(Collected data entries)
-.-.-

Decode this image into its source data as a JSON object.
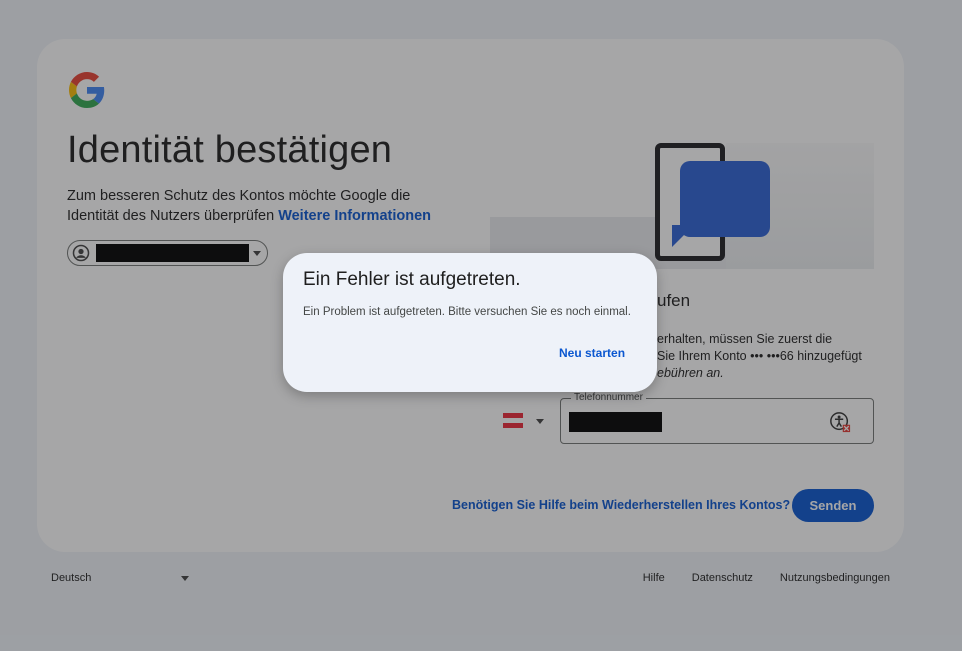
{
  "page": {
    "title": "Identität bestätigen",
    "subtitle": "Zum besseren Schutz des Kontos möchte Google die Identität des Nutzers überprüfen",
    "more_info_link": "Weitere Informationen"
  },
  "verification": {
    "heading_partial": "ufen",
    "text_line1": "erhalten, müssen Sie zuerst die",
    "text_line2": "Sie Ihrem Konto ••• •••66 hinzugefügt",
    "text_line3": "ebühren an.",
    "phone_label": "Telefonnummer",
    "country_flag": "austria-flag"
  },
  "actions": {
    "help_link": "Benötigen Sie Hilfe beim Wiederherstellen Ihres Kontos?",
    "send_button": "Senden"
  },
  "footer": {
    "language": "Deutsch",
    "links": [
      "Hilfe",
      "Datenschutz",
      "Nutzungsbedingungen"
    ]
  },
  "dialog": {
    "title": "Ein Fehler ist aufgetreten.",
    "body": "Ein Problem ist aufgetreten. Bitte versuchen Sie es noch einmal.",
    "button": "Neu starten"
  },
  "colors": {
    "accent": "#0b57d0",
    "background": "#f0f4f9",
    "dialog_bg": "#eef2f9",
    "bubble": "#2e63d6"
  }
}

-.-.-

**TASK GOAL**
Set down the material exactly, every line of it, except for the pictures.

**TASK ANSWER**
Decode this image into its source data as a JSON object.
{
  "page": {
    "title": "Identität bestätigen",
    "subtitle": "Zum besseren Schutz des Kontos möchte Google die Identität des Nutzers überprüfen",
    "more_info_link": "Weitere Informationen"
  },
  "verification": {
    "heading_partial": "ufen",
    "text_line1": "erhalten, müssen Sie zuerst die",
    "text_line2": "Sie Ihrem Konto ••• •••66 hinzugefügt",
    "text_line3": "ebühren an.",
    "phone_label": "Telefonnummer",
    "country_flag": "austria-flag"
  },
  "actions": {
    "help_link": "Benötigen Sie Hilfe beim Wiederherstellen Ihres Kontos?",
    "send_button": "Senden"
  },
  "footer": {
    "language": "Deutsch",
    "links": [
      "Hilfe",
      "Datenschutz",
      "Nutzungsbedingungen"
    ]
  },
  "dialog": {
    "title": "Ein Fehler ist aufgetreten.",
    "body": "Ein Problem ist aufgetreten. Bitte versuchen Sie es noch einmal.",
    "button": "Neu starten"
  },
  "colors": {
    "accent": "#0b57d0",
    "background": "#f0f4f9",
    "dialog_bg": "#eef2f9",
    "bubble": "#2e63d6"
  }
}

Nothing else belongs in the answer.